**DATA FOR PROCESSING**
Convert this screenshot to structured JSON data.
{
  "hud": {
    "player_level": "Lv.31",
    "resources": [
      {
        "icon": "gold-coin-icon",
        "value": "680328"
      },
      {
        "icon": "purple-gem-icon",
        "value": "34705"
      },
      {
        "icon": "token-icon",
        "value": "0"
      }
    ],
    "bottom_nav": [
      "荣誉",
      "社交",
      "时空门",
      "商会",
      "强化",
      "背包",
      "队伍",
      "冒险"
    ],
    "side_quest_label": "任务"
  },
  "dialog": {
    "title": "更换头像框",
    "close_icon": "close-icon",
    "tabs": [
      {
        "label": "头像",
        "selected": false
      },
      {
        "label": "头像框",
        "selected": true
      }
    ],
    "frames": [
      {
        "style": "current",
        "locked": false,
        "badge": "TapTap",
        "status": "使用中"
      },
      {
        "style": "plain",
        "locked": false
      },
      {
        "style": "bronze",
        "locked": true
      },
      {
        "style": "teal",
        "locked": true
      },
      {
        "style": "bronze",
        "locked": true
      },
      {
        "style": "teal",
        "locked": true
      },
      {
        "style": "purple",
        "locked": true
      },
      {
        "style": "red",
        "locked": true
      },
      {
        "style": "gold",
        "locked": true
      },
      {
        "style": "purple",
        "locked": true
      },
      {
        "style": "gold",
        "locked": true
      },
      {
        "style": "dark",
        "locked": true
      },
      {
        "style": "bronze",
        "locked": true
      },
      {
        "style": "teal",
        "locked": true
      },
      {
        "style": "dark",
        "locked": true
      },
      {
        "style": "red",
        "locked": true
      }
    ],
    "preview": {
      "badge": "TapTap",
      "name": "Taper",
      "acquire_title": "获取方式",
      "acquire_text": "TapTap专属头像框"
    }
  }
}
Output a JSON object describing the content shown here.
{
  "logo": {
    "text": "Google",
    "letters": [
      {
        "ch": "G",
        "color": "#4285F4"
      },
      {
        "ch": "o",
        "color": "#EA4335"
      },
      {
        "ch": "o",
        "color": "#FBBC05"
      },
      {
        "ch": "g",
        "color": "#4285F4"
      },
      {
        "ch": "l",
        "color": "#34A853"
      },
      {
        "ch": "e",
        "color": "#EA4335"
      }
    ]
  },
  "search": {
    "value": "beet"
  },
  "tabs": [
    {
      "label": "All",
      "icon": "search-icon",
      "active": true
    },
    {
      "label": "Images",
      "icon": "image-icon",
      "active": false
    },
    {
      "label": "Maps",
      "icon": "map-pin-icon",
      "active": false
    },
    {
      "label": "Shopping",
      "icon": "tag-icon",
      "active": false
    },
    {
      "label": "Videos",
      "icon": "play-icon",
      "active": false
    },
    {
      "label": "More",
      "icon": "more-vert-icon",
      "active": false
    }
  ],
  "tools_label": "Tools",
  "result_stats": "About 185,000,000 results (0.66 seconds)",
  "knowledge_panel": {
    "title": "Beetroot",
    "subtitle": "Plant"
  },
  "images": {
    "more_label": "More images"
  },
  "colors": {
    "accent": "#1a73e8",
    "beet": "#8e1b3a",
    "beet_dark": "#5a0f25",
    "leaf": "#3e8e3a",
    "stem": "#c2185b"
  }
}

**WORK TO BE COMPLETED**
Extract the entries above verbatim.

**ANSWER FOR THE TASK**
Convert this screenshot to structured JSON data.
{
  "hud": {
    "player_level": "Lv.31",
    "resources": [
      {
        "icon": "gold-coin-icon",
        "value": "680328"
      },
      {
        "icon": "purple-gem-icon",
        "value": "34705"
      },
      {
        "icon": "token-icon",
        "value": "0"
      }
    ],
    "bottom_nav": [
      "荣誉",
      "社交",
      "时空门",
      "商会",
      "强化",
      "背包",
      "队伍",
      "冒险"
    ],
    "side_quest_label": "任务"
  },
  "dialog": {
    "title": "更换头像框",
    "close_icon": "close-icon",
    "tabs": [
      {
        "label": "头像",
        "selected": false
      },
      {
        "label": "头像框",
        "selected": true
      }
    ],
    "frames": [
      {
        "style": "current",
        "locked": false,
        "badge": "TapTap",
        "status": "使用中"
      },
      {
        "style": "plain",
        "locked": false
      },
      {
        "style": "bronze",
        "locked": true
      },
      {
        "style": "teal",
        "locked": true
      },
      {
        "style": "bronze",
        "locked": true
      },
      {
        "style": "teal",
        "locked": true
      },
      {
        "style": "purple",
        "locked": true
      },
      {
        "style": "red",
        "locked": true
      },
      {
        "style": "gold",
        "locked": true
      },
      {
        "style": "purple",
        "locked": true
      },
      {
        "style": "gold",
        "locked": true
      },
      {
        "style": "dark",
        "locked": true
      },
      {
        "style": "bronze",
        "locked": true
      },
      {
        "style": "teal",
        "locked": true
      },
      {
        "style": "dark",
        "locked": true
      },
      {
        "style": "red",
        "locked": true
      }
    ],
    "preview": {
      "badge": "TapTap",
      "name": "Taper",
      "acquire_title": "获取方式",
      "acquire_text": "TapTap专属头像框"
    }
  }
}
Output a JSON object describing the content shown here.
{
  "logo": {
    "text": "Google",
    "letters": [
      {
        "ch": "G",
        "color": "#4285F4"
      },
      {
        "ch": "o",
        "color": "#EA4335"
      },
      {
        "ch": "o",
        "color": "#FBBC05"
      },
      {
        "ch": "g",
        "color": "#4285F4"
      },
      {
        "ch": "l",
        "color": "#34A853"
      },
      {
        "ch": "e",
        "color": "#EA4335"
      }
    ]
  },
  "search": {
    "value": "beet"
  },
  "tabs": [
    {
      "label": "All",
      "icon": "search-icon",
      "active": true
    },
    {
      "label": "Images",
      "icon": "image-icon",
      "active": false
    },
    {
      "label": "Maps",
      "icon": "map-pin-icon",
      "active": false
    },
    {
      "label": "Shopping",
      "icon": "tag-icon",
      "active": false
    },
    {
      "label": "Videos",
      "icon": "play-icon",
      "active": false
    },
    {
      "label": "More",
      "icon": "more-vert-icon",
      "active": false
    }
  ],
  "tools_label": "Tools",
  "result_stats": "About 185,000,000 results (0.66 seconds)",
  "knowledge_panel": {
    "title": "Beetroot",
    "subtitle": "Plant"
  },
  "images": {
    "more_label": "More images"
  },
  "colors": {
    "accent": "#1a73e8",
    "beet": "#8e1b3a",
    "beet_dark": "#5a0f25",
    "leaf": "#3e8e3a",
    "stem": "#c2185b"
  }
}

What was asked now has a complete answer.